→ STATED TASK:
Copy out the records in full, word for word, without pictures.

[Data entries for graphics]
━━━━━━━━━━

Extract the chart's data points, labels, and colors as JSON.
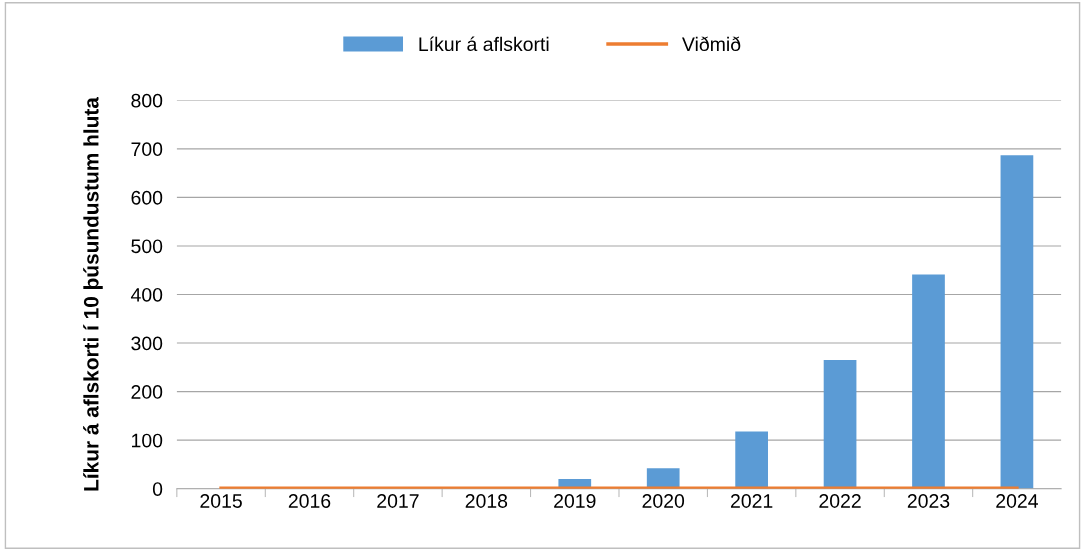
{
  "chart_data": {
    "type": "bar",
    "ylabel": "Líkur á aflskorti í 10 þúsundustum hluta",
    "categories": [
      "2015",
      "2016",
      "2017",
      "2018",
      "2019",
      "2020",
      "2021",
      "2022",
      "2023",
      "2024"
    ],
    "series": [
      {
        "name": "Líkur á aflskorti",
        "color": "#5b9bd5",
        "values": [
          0,
          0,
          0,
          0,
          20,
          42,
          118,
          265,
          441,
          687
        ]
      },
      {
        "name": "Viðmið",
        "type": "line",
        "color": "#ed7d31",
        "values": [
          1,
          1,
          1,
          1,
          1,
          1,
          1,
          1,
          1,
          1
        ]
      }
    ],
    "ylim": [
      0,
      800
    ],
    "yticks": [
      0,
      100,
      200,
      300,
      400,
      500,
      600,
      700,
      800
    ],
    "grid": "y",
    "legend": "top"
  }
}
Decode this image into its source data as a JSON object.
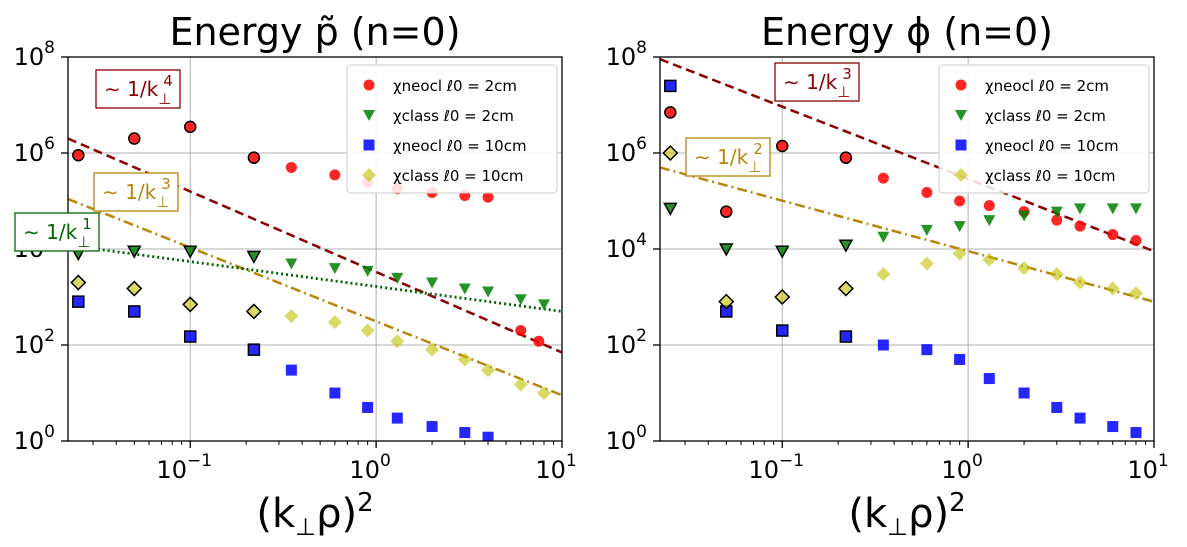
{
  "figure": {
    "xlabel": "(k⊥ρ)²",
    "x_ticks": [
      {
        "value": 0.1,
        "label": "10",
        "exp": "−1"
      },
      {
        "value": 1,
        "label": "10",
        "exp": "0"
      },
      {
        "value": 10,
        "label": "10",
        "exp": "1"
      }
    ],
    "y_ticks": [
      {
        "value": 1,
        "label": "10",
        "exp": "0"
      },
      {
        "value": 100,
        "label": "10",
        "exp": "2"
      },
      {
        "value": 10000,
        "label": "10",
        "exp": "4"
      },
      {
        "value": 1000000,
        "label": "10",
        "exp": "6"
      },
      {
        "value": 100000000,
        "label": "10",
        "exp": "8"
      }
    ],
    "legend": [
      {
        "name": "χneocl ℓ0 = 2cm",
        "marker": "circle",
        "color": "#ff0000"
      },
      {
        "name": "χclass ℓ0 = 2cm",
        "marker": "triangle",
        "color": "#008000"
      },
      {
        "name": "χneocl ℓ0 = 10cm",
        "marker": "square",
        "color": "#0000ff"
      },
      {
        "name": "χclass ℓ0 = 10cm",
        "marker": "diamond",
        "color": "#bfbf00"
      }
    ],
    "colors": {
      "red": "#ff0000",
      "green": "#008000",
      "blue": "#0000ff",
      "olive": "#bfbf00",
      "darkred": "#8b0000",
      "goldline": "#b8860b",
      "darkgreen": "#006400"
    }
  },
  "chart_data": [
    {
      "type": "scatter",
      "title": "Energy p̃ (n=0)",
      "xlabel": "(k⊥ρ)²",
      "ylabel": "",
      "xscale": "log",
      "yscale": "log",
      "xlim": [
        0.022,
        10
      ],
      "ylim": [
        1,
        100000000
      ],
      "grid": true,
      "legend_position": "top-right",
      "series": [
        {
          "name": "χneocl ℓ0 = 2cm",
          "x": [
            0.025,
            0.05,
            0.1,
            0.22,
            0.35,
            0.6,
            0.9,
            1.3,
            2,
            3,
            4,
            6,
            7.5
          ],
          "y": [
            900000,
            2000000,
            3500000,
            800000,
            500000,
            350000,
            250000,
            180000,
            150000,
            130000,
            120000,
            200,
            120
          ]
        },
        {
          "name": "χclass ℓ0 = 2cm",
          "x": [
            0.025,
            0.05,
            0.1,
            0.22,
            0.35,
            0.6,
            0.9,
            1.3,
            2,
            3,
            4,
            6,
            8
          ],
          "y": [
            8000,
            9000,
            9000,
            7000,
            5000,
            4000,
            3500,
            2500,
            2000,
            1500,
            1300,
            900,
            700
          ]
        },
        {
          "name": "χneocl ℓ0 = 10cm",
          "x": [
            0.025,
            0.05,
            0.1,
            0.22,
            0.35,
            0.6,
            0.9,
            1.3,
            2,
            3,
            4
          ],
          "y": [
            800,
            500,
            150,
            80,
            30,
            10,
            5,
            3,
            2,
            1.5,
            1.2
          ]
        },
        {
          "name": "χclass ℓ0 = 10cm",
          "x": [
            0.025,
            0.05,
            0.1,
            0.22,
            0.35,
            0.6,
            0.9,
            1.3,
            2,
            3,
            4,
            6,
            8
          ],
          "y": [
            2000,
            1500,
            700,
            500,
            400,
            300,
            200,
            120,
            80,
            50,
            30,
            15,
            10
          ]
        }
      ],
      "annotations": [
        {
          "text": "∼ 1/k⊥⁴",
          "base": "∼ 1/k",
          "sub": "⊥",
          "sup": "4",
          "color": "#8b0000",
          "style": "dashed",
          "line_from": [
            0.022,
            2000000
          ],
          "line_to": [
            10,
            70
          ]
        },
        {
          "text": "∼ 1/k⊥³",
          "base": "∼ 1/k",
          "sub": "⊥",
          "sup": "3",
          "color": "#b8860b",
          "style": "dashdot",
          "line_from": [
            0.022,
            110000
          ],
          "line_to": [
            10,
            9
          ]
        },
        {
          "text": "∼ 1/k⊥¹",
          "base": "∼ 1/k",
          "sub": "⊥",
          "sup": "1",
          "color": "#006400",
          "style": "dotted",
          "line_from": [
            0.022,
            12000
          ],
          "line_to": [
            10,
            500
          ]
        }
      ]
    },
    {
      "type": "scatter",
      "title": "Energy ϕ (n=0)",
      "xlabel": "(k⊥ρ)²",
      "ylabel": "",
      "xscale": "log",
      "yscale": "log",
      "xlim": [
        0.022,
        10
      ],
      "ylim": [
        1,
        100000000
      ],
      "grid": true,
      "legend_position": "top-right",
      "series": [
        {
          "name": "χneocl ℓ0 = 2cm",
          "x": [
            0.025,
            0.05,
            0.1,
            0.22,
            0.35,
            0.6,
            0.9,
            1.3,
            2,
            3,
            4,
            6,
            8
          ],
          "y": [
            7000000,
            60000,
            1400000,
            800000,
            300000,
            150000,
            100000,
            80000,
            60000,
            40000,
            30000,
            20000,
            15000
          ]
        },
        {
          "name": "χclass ℓ0 = 2cm",
          "x": [
            0.025,
            0.05,
            0.1,
            0.22,
            0.35,
            0.6,
            0.9,
            1.3,
            2,
            3,
            4,
            6,
            8
          ],
          "y": [
            70000,
            10000,
            9000,
            12000,
            18000,
            25000,
            30000,
            40000,
            50000,
            60000,
            70000,
            70000,
            70000
          ]
        },
        {
          "name": "χneocl ℓ0 = 10cm",
          "x": [
            0.025,
            0.05,
            0.1,
            0.22,
            0.35,
            0.6,
            0.9,
            1.3,
            2,
            3,
            4,
            6,
            8
          ],
          "y": [
            25000000,
            500,
            200,
            150,
            100,
            80,
            50,
            20,
            10,
            5,
            3,
            2,
            1.5
          ]
        },
        {
          "name": "χclass ℓ0 = 10cm",
          "x": [
            0.025,
            0.05,
            0.1,
            0.22,
            0.35,
            0.6,
            0.9,
            1.3,
            2,
            3,
            4,
            6,
            8
          ],
          "y": [
            1000000,
            800,
            1000,
            1500,
            3000,
            5000,
            8000,
            6000,
            4000,
            3000,
            2000,
            1500,
            1200
          ]
        }
      ],
      "annotations": [
        {
          "text": "∼ 1/k⊥³",
          "base": "∼ 1/k",
          "sub": "⊥",
          "sup": "3",
          "color": "#8b0000",
          "style": "dashed",
          "line_from": [
            0.022,
            90000000
          ],
          "line_to": [
            10,
            9000
          ]
        },
        {
          "text": "∼ 1/k⊥²",
          "base": "∼ 1/k",
          "sub": "⊥",
          "sup": "2",
          "color": "#b8860b",
          "style": "dashdot",
          "line_from": [
            0.022,
            500000
          ],
          "line_to": [
            10,
            800
          ]
        }
      ]
    }
  ]
}
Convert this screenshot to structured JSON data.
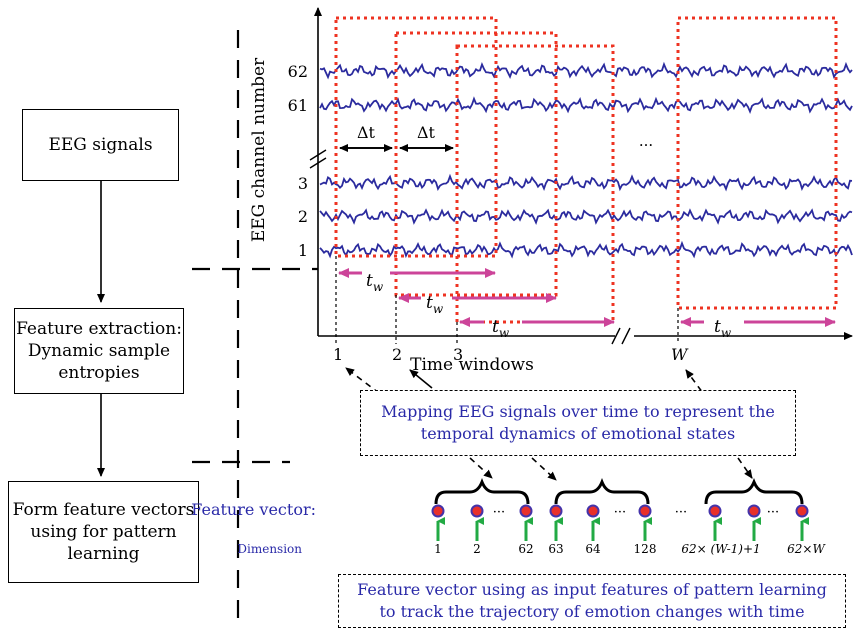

━━━━━━━━━━

→ COMPLETED TASK:
Extract the chart's data points, labels, and colors as JSON.
{
  "chart_data": {
    "type": "bar",
    "ylabel": "Líkur á aflskorti í 10 þúsundustum hluta",
    "categories": [
      "2015",
      "2016",
      "2017",
      "2018",
      "2019",
      "2020",
      "2021",
      "2022",
      "2023",
      "2024"
    ],
    "series": [
      {
        "name": "Líkur á aflskorti",
        "color": "#5b9bd5",
        "values": [
          0,
          0,
          0,
          0,
          20,
          42,
          118,
          265,
          441,
          687
        ]
      },
      {
        "name": "Viðmið",
        "type": "line",
        "color": "#ed7d31",
        "values": [
          1,
          1,
          1,
          1,
          1,
          1,
          1,
          1,
          1,
          1
        ]
      }
    ],
    "ylim": [
      0,
      800
    ],
    "yticks": [
      0,
      100,
      200,
      300,
      400,
      500,
      600,
      700,
      800
    ],
    "grid": "y",
    "legend": "top"
  }
}
Decode this image into its source data as a JSON object.
{
  "figure": {
    "xlabel": "(k⊥ρ)²",
    "x_ticks": [
      {
        "value": 0.1,
        "label": "10",
        "exp": "−1"
      },
      {
        "value": 1,
        "label": "10",
        "exp": "0"
      },
      {
        "value": 10,
        "label": "10",
        "exp": "1"
      }
    ],
    "y_ticks": [
      {
        "value": 1,
        "label": "10",
        "exp": "0"
      },
      {
        "value": 100,
        "label": "10",
        "exp": "2"
      },
      {
        "value": 10000,
        "label": "10",
        "exp": "4"
      },
      {
        "value": 1000000,
        "label": "10",
        "exp": "6"
      },
      {
        "value": 100000000,
        "label": "10",
        "exp": "8"
      }
    ],
    "legend": [
      {
        "name": "χneocl ℓ0 = 2cm",
        "marker": "circle",
        "color": "#ff0000"
      },
      {
        "name": "χclass ℓ0 = 2cm",
        "marker": "triangle",
        "color": "#008000"
      },
      {
        "name": "χneocl ℓ0 = 10cm",
        "marker": "square",
        "color": "#0000ff"
      },
      {
        "name": "χclass ℓ0 = 10cm",
        "marker": "diamond",
        "color": "#bfbf00"
      }
    ],
    "colors": {
      "red": "#ff0000",
      "green": "#008000",
      "blue": "#0000ff",
      "olive": "#bfbf00",
      "darkred": "#8b0000",
      "goldline": "#b8860b",
      "darkgreen": "#006400"
    }
  },
  "chart_data": [
    {
      "type": "scatter",
      "title": "Energy p̃ (n=0)",
      "xlabel": "(k⊥ρ)²",
      "ylabel": "",
      "xscale": "log",
      "yscale": "log",
      "xlim": [
        0.022,
        10
      ],
      "ylim": [
        1,
        100000000
      ],
      "grid": true,
      "legend_position": "top-right",
      "series": [
        {
          "name": "χneocl ℓ0 = 2cm",
          "x": [
            0.025,
            0.05,
            0.1,
            0.22,
            0.35,
            0.6,
            0.9,
            1.3,
            2,
            3,
            4,
            6,
            7.5
          ],
          "y": [
            900000,
            2000000,
            3500000,
            800000,
            500000,
            350000,
            250000,
            180000,
            150000,
            130000,
            120000,
            200,
            120
          ]
        },
        {
          "name": "χclass ℓ0 = 2cm",
          "x": [
            0.025,
            0.05,
            0.1,
            0.22,
            0.35,
            0.6,
            0.9,
            1.3,
            2,
            3,
            4,
            6,
            8
          ],
          "y": [
            8000,
            9000,
            9000,
            7000,
            5000,
            4000,
            3500,
            2500,
            2000,
            1500,
            1300,
            900,
            700
          ]
        },
        {
          "name": "χneocl ℓ0 = 10cm",
          "x": [
            0.025,
            0.05,
            0.1,
            0.22,
            0.35,
            0.6,
            0.9,
            1.3,
            2,
            3,
            4
          ],
          "y": [
            800,
            500,
            150,
            80,
            30,
            10,
            5,
            3,
            2,
            1.5,
            1.2
          ]
        },
        {
          "name": "χclass ℓ0 = 10cm",
          "x": [
            0.025,
            0.05,
            0.1,
            0.22,
            0.35,
            0.6,
            0.9,
            1.3,
            2,
            3,
            4,
            6,
            8
          ],
          "y": [
            2000,
            1500,
            700,
            500,
            400,
            300,
            200,
            120,
            80,
            50,
            30,
            15,
            10
          ]
        }
      ],
      "annotations": [
        {
          "text": "∼ 1/k⊥⁴",
          "base": "∼ 1/k",
          "sub": "⊥",
          "sup": "4",
          "color": "#8b0000",
          "style": "dashed",
          "line_from": [
            0.022,
            2000000
          ],
          "line_to": [
            10,
            70
          ]
        },
        {
          "text": "∼ 1/k⊥³",
          "base": "∼ 1/k",
          "sub": "⊥",
          "sup": "3",
          "color": "#b8860b",
          "style": "dashdot",
          "line_from": [
            0.022,
            110000
          ],
          "line_to": [
            10,
            9
          ]
        },
        {
          "text": "∼ 1/k⊥¹",
          "base": "∼ 1/k",
          "sub": "⊥",
          "sup": "1",
          "color": "#006400",
          "style": "dotted",
          "line_from": [
            0.022,
            12000
          ],
          "line_to": [
            10,
            500
          ]
        }
      ]
    },
    {
      "type": "scatter",
      "title": "Energy ϕ (n=0)",
      "xlabel": "(k⊥ρ)²",
      "ylabel": "",
      "xscale": "log",
      "yscale": "log",
      "xlim": [
        0.022,
        10
      ],
      "ylim": [
        1,
        100000000
      ],
      "grid": true,
      "legend_position": "top-right",
      "series": [
        {
          "name": "χneocl ℓ0 = 2cm",
          "x": [
            0.025,
            0.05,
            0.1,
            0.22,
            0.35,
            0.6,
            0.9,
            1.3,
            2,
            3,
            4,
            6,
            8
          ],
          "y": [
            7000000,
            60000,
            1400000,
            800000,
            300000,
            150000,
            100000,
            80000,
            60000,
            40000,
            30000,
            20000,
            15000
          ]
        },
        {
          "name": "χclass ℓ0 = 2cm",
          "x": [
            0.025,
            0.05,
            0.1,
            0.22,
            0.35,
            0.6,
            0.9,
            1.3,
            2,
            3,
            4,
            6,
            8
          ],
          "y": [
            70000,
            10000,
            9000,
            12000,
            18000,
            25000,
            30000,
            40000,
            50000,
            60000,
            70000,
            70000,
            70000
          ]
        },
        {
          "name": "χneocl ℓ0 = 10cm",
          "x": [
            0.025,
            0.05,
            0.1,
            0.22,
            0.35,
            0.6,
            0.9,
            1.3,
            2,
            3,
            4,
            6,
            8
          ],
          "y": [
            25000000,
            500,
            200,
            150,
            100,
            80,
            50,
            20,
            10,
            5,
            3,
            2,
            1.5
          ]
        },
        {
          "name": "χclass ℓ0 = 10cm",
          "x": [
            0.025,
            0.05,
            0.1,
            0.22,
            0.35,
            0.6,
            0.9,
            1.3,
            2,
            3,
            4,
            6,
            8
          ],
          "y": [
            1000000,
            800,
            1000,
            1500,
            3000,
            5000,
            8000,
            6000,
            4000,
            3000,
            2000,
            1500,
            1200
          ]
        }
      ],
      "annotations": [
        {
          "text": "∼ 1/k⊥³",
          "base": "∼ 1/k",
          "sub": "⊥",
          "sup": "3",
          "color": "#8b0000",
          "style": "dashed",
          "line_from": [
            0.022,
            90000000
          ],
          "line_to": [
            10,
            9000
          ]
        },
        {
          "text": "∼ 1/k⊥²",
          "base": "∼ 1/k",
          "sub": "⊥",
          "sup": "2",
          "color": "#b8860b",
          "style": "dashdot",
          "line_from": [
            0.022,
            500000
          ],
          "line_to": [
            10,
            800
          ]
        }
      ]
    }
  ]
}
Convert this screenshot to structured JSON data.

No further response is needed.